*Direction*.
For each line of the data below that holds "screenshot", copy the line.

*Entries shown*.
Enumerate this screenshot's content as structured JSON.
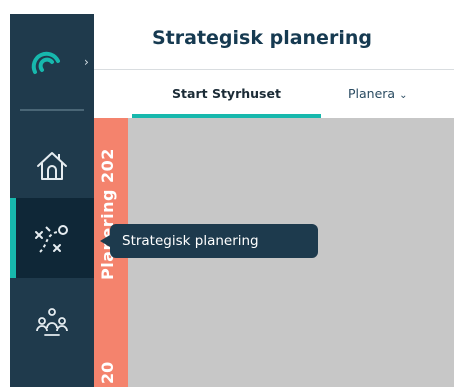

==

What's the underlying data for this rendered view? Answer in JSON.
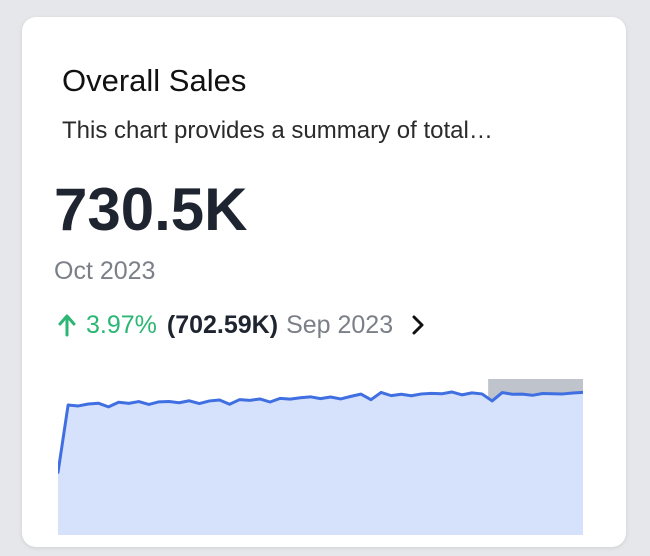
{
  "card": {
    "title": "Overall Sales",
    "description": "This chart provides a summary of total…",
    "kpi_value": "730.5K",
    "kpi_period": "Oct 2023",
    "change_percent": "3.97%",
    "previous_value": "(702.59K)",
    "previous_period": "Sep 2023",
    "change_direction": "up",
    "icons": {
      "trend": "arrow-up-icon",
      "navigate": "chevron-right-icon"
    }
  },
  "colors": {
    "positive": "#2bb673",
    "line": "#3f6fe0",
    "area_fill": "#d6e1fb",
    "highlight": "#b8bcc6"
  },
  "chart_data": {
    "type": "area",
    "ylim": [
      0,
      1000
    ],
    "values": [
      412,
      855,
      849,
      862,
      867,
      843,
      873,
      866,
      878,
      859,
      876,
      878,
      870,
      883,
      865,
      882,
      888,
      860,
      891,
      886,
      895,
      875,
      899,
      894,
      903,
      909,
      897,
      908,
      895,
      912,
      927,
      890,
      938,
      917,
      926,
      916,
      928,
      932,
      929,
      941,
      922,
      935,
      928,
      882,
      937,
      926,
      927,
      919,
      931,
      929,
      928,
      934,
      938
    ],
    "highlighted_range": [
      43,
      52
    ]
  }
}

==

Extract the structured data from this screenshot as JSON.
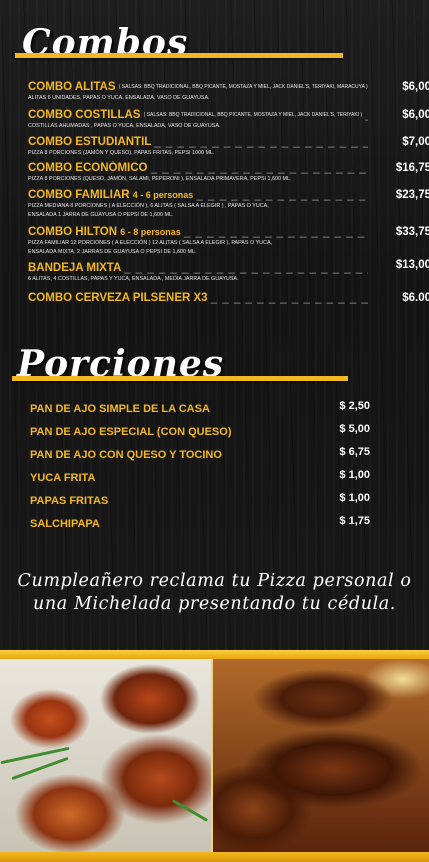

*Completed exercise*.
Enumerate this screenshot's content as structured JSON.
Extract the structured data from this screenshot as JSON.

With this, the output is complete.